[Start of INPUT FOR THIS TASK]
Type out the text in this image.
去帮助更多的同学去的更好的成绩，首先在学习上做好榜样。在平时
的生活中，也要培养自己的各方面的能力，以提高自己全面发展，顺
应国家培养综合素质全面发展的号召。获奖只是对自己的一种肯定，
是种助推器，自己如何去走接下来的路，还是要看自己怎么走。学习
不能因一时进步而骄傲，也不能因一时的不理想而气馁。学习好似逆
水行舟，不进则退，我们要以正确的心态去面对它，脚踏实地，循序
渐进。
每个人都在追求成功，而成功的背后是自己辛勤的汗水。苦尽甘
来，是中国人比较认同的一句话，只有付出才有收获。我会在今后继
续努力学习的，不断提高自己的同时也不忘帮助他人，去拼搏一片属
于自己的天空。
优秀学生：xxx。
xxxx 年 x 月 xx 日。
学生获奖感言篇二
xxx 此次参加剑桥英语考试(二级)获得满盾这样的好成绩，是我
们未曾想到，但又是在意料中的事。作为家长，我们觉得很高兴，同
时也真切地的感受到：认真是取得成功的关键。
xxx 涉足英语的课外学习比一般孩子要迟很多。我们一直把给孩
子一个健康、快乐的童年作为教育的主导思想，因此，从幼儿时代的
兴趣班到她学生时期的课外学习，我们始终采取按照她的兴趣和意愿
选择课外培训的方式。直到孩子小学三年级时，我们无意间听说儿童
[End of INPUT FOR THIS TASK]
EXERCISE TASK:
Quote all the records exactly, please, leaving none out.

THE COMPLETED TASK:
Type out the text in this image.
去帮助更多的同学去的更好的成绩，首先在学习上做好榜样。在平时
的生活中，也要培养自己的各方面的能力，以提高自己全面发展，顺
应国家培养综合素质全面发展的号召。获奖只是对自己的一种肯定，
是种助推器，自己如何去走接下来的路，还是要看自己怎么走。学习
不能因一时进步而骄傲，也不能因一时的不理想而气馁。学习好似逆
水行舟，不进则退，我们要以正确的心态去面对它，脚踏实地，循序
渐进。
每个人都在追求成功，而成功的背后是自己辛勤的汗水。苦尽甘
来，是中国人比较认同的一句话，只有付出才有收获。我会在今后继
续努力学习的，不断提高自己的同时也不忘帮助他人，去拼搏一片属
于自己的天空。
优秀学生：xxx。
xxxx 年 x 月 xx 日。
学生获奖感言篇二
xxx 此次参加剑桥英语考试(二级)获得满盾这样的好成绩，是我
们未曾想到，但又是在意料中的事。作为家长，我们觉得很高兴，同
时也真切地的感受到：认真是取得成功的关键。
xxx 涉足英语的课外学习比一般孩子要迟很多。我们一直把给孩
子一个健康、快乐的童年作为教育的主导思想，因此，从幼儿时代的
兴趣班到她学生时期的课外学习，我们始终采取按照她的兴趣和意愿
选择课外培训的方式。直到孩子小学三年级时，我们无意间听说儿童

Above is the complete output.